* start Recorded data *

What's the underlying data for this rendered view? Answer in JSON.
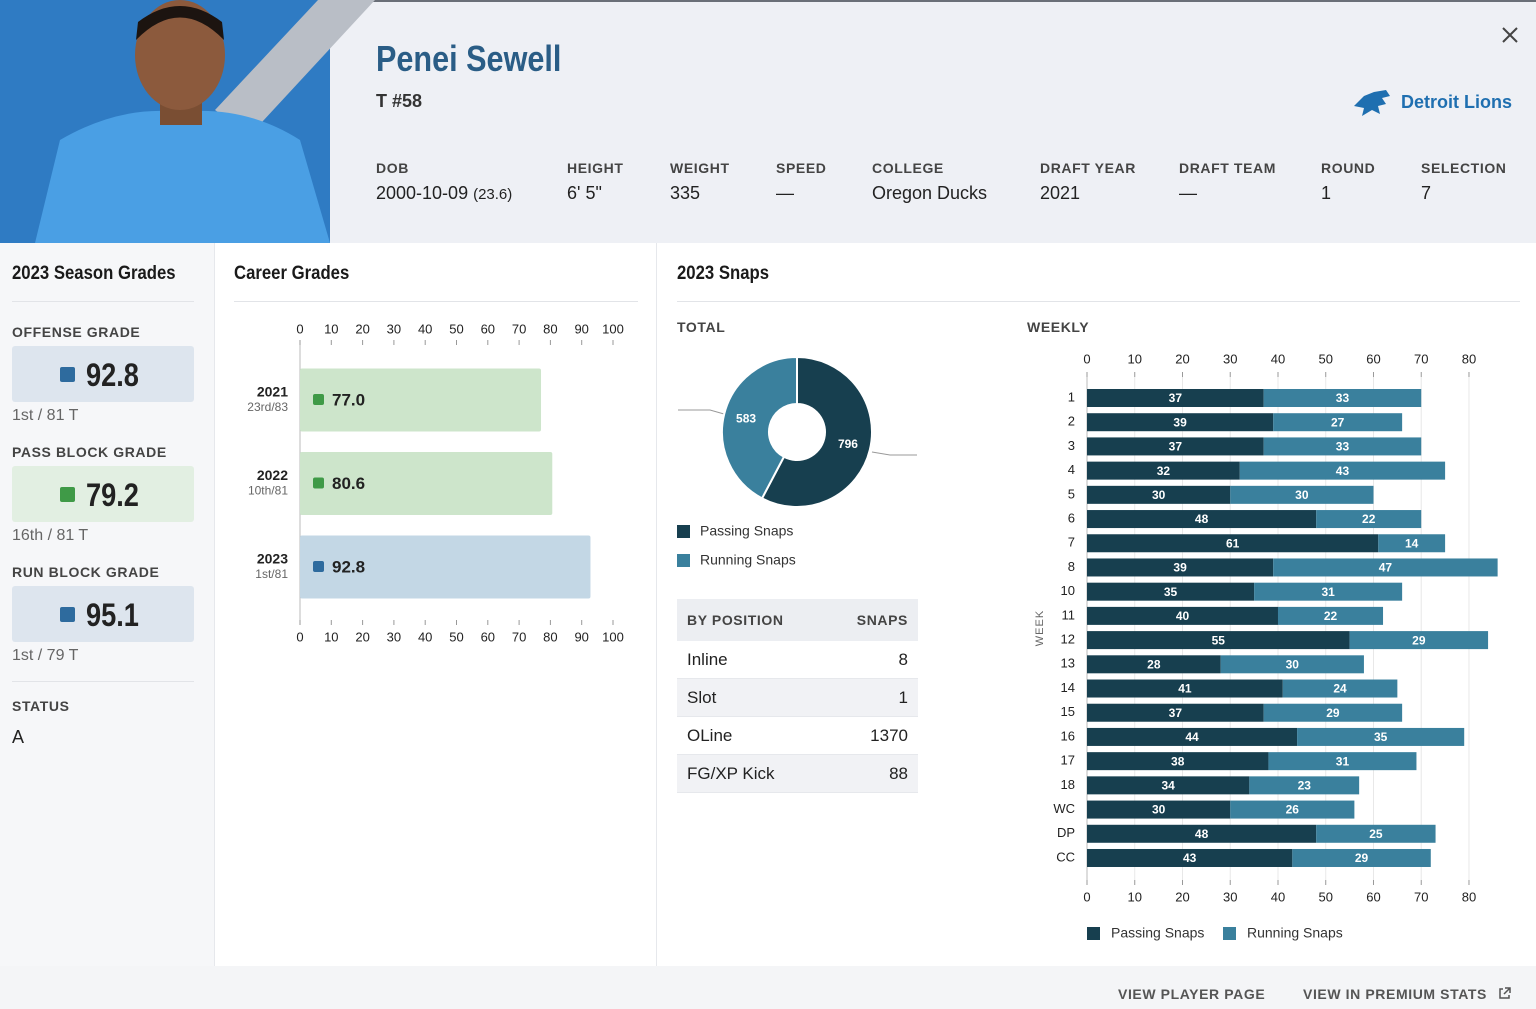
{
  "header": {
    "name": "Penei Sewell",
    "position_number": "T #58",
    "team": "Detroit Lions",
    "fields": [
      {
        "label": "DOB",
        "value": "2000-10-09",
        "note": "(23.6)"
      },
      {
        "label": "HEIGHT",
        "value": "6' 5\""
      },
      {
        "label": "WEIGHT",
        "value": "335"
      },
      {
        "label": "SPEED",
        "value": "—"
      },
      {
        "label": "COLLEGE",
        "value": "Oregon Ducks"
      },
      {
        "label": "DRAFT YEAR",
        "value": "2021"
      },
      {
        "label": "DRAFT TEAM",
        "value": "—"
      },
      {
        "label": "ROUND",
        "value": "1"
      },
      {
        "label": "SELECTION",
        "value": "7"
      }
    ]
  },
  "season_grades": {
    "title": "2023 Season Grades",
    "grades": [
      {
        "label": "OFFENSE GRADE",
        "grade": 92.8,
        "rank": "1st / 81 T",
        "color": "#2e6b9e",
        "background": "#dde5ee"
      },
      {
        "label": "PASS BLOCK GRADE",
        "grade": 79.2,
        "rank": "16th / 81 T",
        "color": "#3f9a47",
        "background": "#e2efe2"
      },
      {
        "label": "RUN BLOCK GRADE",
        "grade": 95.1,
        "rank": "1st / 79 T",
        "color": "#2e6b9e",
        "background": "#dde5ee"
      }
    ],
    "status_label": "STATUS",
    "status": "A"
  },
  "snaps_title": "2023 Snaps",
  "chart_data": [
    {
      "type": "bar",
      "orientation": "horizontal",
      "title": "Career Grades",
      "categories": [
        "2021",
        "2022",
        "2023"
      ],
      "category_notes": [
        "23rd/83",
        "10th/81",
        "1st/81"
      ],
      "values": [
        77,
        80.6,
        92.8
      ],
      "value_labels": [
        "77.0",
        "80.6",
        "92.8"
      ],
      "colors": [
        "#cde5cb",
        "#cde5cb",
        "#c3d7e5"
      ],
      "marker_colors": [
        "#3f9a47",
        "#3f9a47",
        "#2e6b9e"
      ],
      "xlim": [
        0,
        100
      ],
      "xticks": [
        0,
        10,
        20,
        30,
        40,
        50,
        60,
        70,
        80,
        90,
        100
      ],
      "grid": false
    },
    {
      "type": "pie",
      "donut": true,
      "subtitle": "TOTAL",
      "categories": [
        "Passing Snaps",
        "Running Snaps"
      ],
      "values": [
        796,
        583
      ],
      "colors": [
        "#173f4f",
        "#3a809d"
      ]
    },
    {
      "type": "bar",
      "orientation": "horizontal",
      "stacked": true,
      "subtitle": "WEEKLY",
      "y_label": "WEEK",
      "categories": [
        "1",
        "2",
        "3",
        "4",
        "5",
        "6",
        "7",
        "8",
        "10",
        "11",
        "12",
        "13",
        "14",
        "15",
        "16",
        "17",
        "18",
        "WC",
        "DP",
        "CC"
      ],
      "series": [
        {
          "name": "Passing Snaps",
          "color": "#173f4f",
          "values": [
            37,
            39,
            37,
            32,
            30,
            48,
            61,
            39,
            35,
            40,
            55,
            28,
            41,
            37,
            44,
            38,
            34,
            30,
            48,
            43
          ]
        },
        {
          "name": "Running Snaps",
          "color": "#3a809d",
          "values": [
            33,
            27,
            33,
            43,
            30,
            22,
            14,
            47,
            31,
            22,
            29,
            30,
            24,
            29,
            35,
            31,
            23,
            26,
            25,
            29
          ]
        }
      ],
      "xlim": [
        0,
        87
      ],
      "xticks": [
        0,
        10,
        20,
        30,
        40,
        50,
        60,
        70,
        80
      ],
      "grid": true
    }
  ],
  "position_table": {
    "columns": [
      "BY POSITION",
      "SNAPS"
    ],
    "rows": [
      [
        "Inline",
        8
      ],
      [
        "Slot",
        1
      ],
      [
        "OLine",
        1370
      ],
      [
        "FG/XP Kick",
        88
      ]
    ]
  },
  "footer": {
    "links": [
      "VIEW PLAYER PAGE",
      "VIEW IN PREMIUM STATS"
    ]
  }
}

* end Recorded data *

▸ **What needs to be done**:
Print all of the entries word for word. Omit the pictures they contain.

▸ **Completed exercise**:
What's the underlying data for this rendered view? Answer in JSON.
{
  "header": {
    "name": "Penei Sewell",
    "position_number": "T #58",
    "team": "Detroit Lions",
    "fields": [
      {
        "label": "DOB",
        "value": "2000-10-09",
        "note": "(23.6)"
      },
      {
        "label": "HEIGHT",
        "value": "6' 5\""
      },
      {
        "label": "WEIGHT",
        "value": "335"
      },
      {
        "label": "SPEED",
        "value": "—"
      },
      {
        "label": "COLLEGE",
        "value": "Oregon Ducks"
      },
      {
        "label": "DRAFT YEAR",
        "value": "2021"
      },
      {
        "label": "DRAFT TEAM",
        "value": "—"
      },
      {
        "label": "ROUND",
        "value": "1"
      },
      {
        "label": "SELECTION",
        "value": "7"
      }
    ]
  },
  "season_grades": {
    "title": "2023 Season Grades",
    "grades": [
      {
        "label": "OFFENSE GRADE",
        "grade": 92.8,
        "rank": "1st / 81 T",
        "color": "#2e6b9e",
        "background": "#dde5ee"
      },
      {
        "label": "PASS BLOCK GRADE",
        "grade": 79.2,
        "rank": "16th / 81 T",
        "color": "#3f9a47",
        "background": "#e2efe2"
      },
      {
        "label": "RUN BLOCK GRADE",
        "grade": 95.1,
        "rank": "1st / 79 T",
        "color": "#2e6b9e",
        "background": "#dde5ee"
      }
    ],
    "status_label": "STATUS",
    "status": "A"
  },
  "snaps_title": "2023 Snaps",
  "chart_data": [
    {
      "type": "bar",
      "orientation": "horizontal",
      "title": "Career Grades",
      "categories": [
        "2021",
        "2022",
        "2023"
      ],
      "category_notes": [
        "23rd/83",
        "10th/81",
        "1st/81"
      ],
      "values": [
        77,
        80.6,
        92.8
      ],
      "value_labels": [
        "77.0",
        "80.6",
        "92.8"
      ],
      "colors": [
        "#cde5cb",
        "#cde5cb",
        "#c3d7e5"
      ],
      "marker_colors": [
        "#3f9a47",
        "#3f9a47",
        "#2e6b9e"
      ],
      "xlim": [
        0,
        100
      ],
      "xticks": [
        0,
        10,
        20,
        30,
        40,
        50,
        60,
        70,
        80,
        90,
        100
      ],
      "grid": false
    },
    {
      "type": "pie",
      "donut": true,
      "subtitle": "TOTAL",
      "categories": [
        "Passing Snaps",
        "Running Snaps"
      ],
      "values": [
        796,
        583
      ],
      "colors": [
        "#173f4f",
        "#3a809d"
      ]
    },
    {
      "type": "bar",
      "orientation": "horizontal",
      "stacked": true,
      "subtitle": "WEEKLY",
      "y_label": "WEEK",
      "categories": [
        "1",
        "2",
        "3",
        "4",
        "5",
        "6",
        "7",
        "8",
        "10",
        "11",
        "12",
        "13",
        "14",
        "15",
        "16",
        "17",
        "18",
        "WC",
        "DP",
        "CC"
      ],
      "series": [
        {
          "name": "Passing Snaps",
          "color": "#173f4f",
          "values": [
            37,
            39,
            37,
            32,
            30,
            48,
            61,
            39,
            35,
            40,
            55,
            28,
            41,
            37,
            44,
            38,
            34,
            30,
            48,
            43
          ]
        },
        {
          "name": "Running Snaps",
          "color": "#3a809d",
          "values": [
            33,
            27,
            33,
            43,
            30,
            22,
            14,
            47,
            31,
            22,
            29,
            30,
            24,
            29,
            35,
            31,
            23,
            26,
            25,
            29
          ]
        }
      ],
      "xlim": [
        0,
        87
      ],
      "xticks": [
        0,
        10,
        20,
        30,
        40,
        50,
        60,
        70,
        80
      ],
      "grid": true
    }
  ],
  "position_table": {
    "columns": [
      "BY POSITION",
      "SNAPS"
    ],
    "rows": [
      [
        "Inline",
        8
      ],
      [
        "Slot",
        1
      ],
      [
        "OLine",
        1370
      ],
      [
        "FG/XP Kick",
        88
      ]
    ]
  },
  "footer": {
    "links": [
      "VIEW PLAYER PAGE",
      "VIEW IN PREMIUM STATS"
    ]
  }
}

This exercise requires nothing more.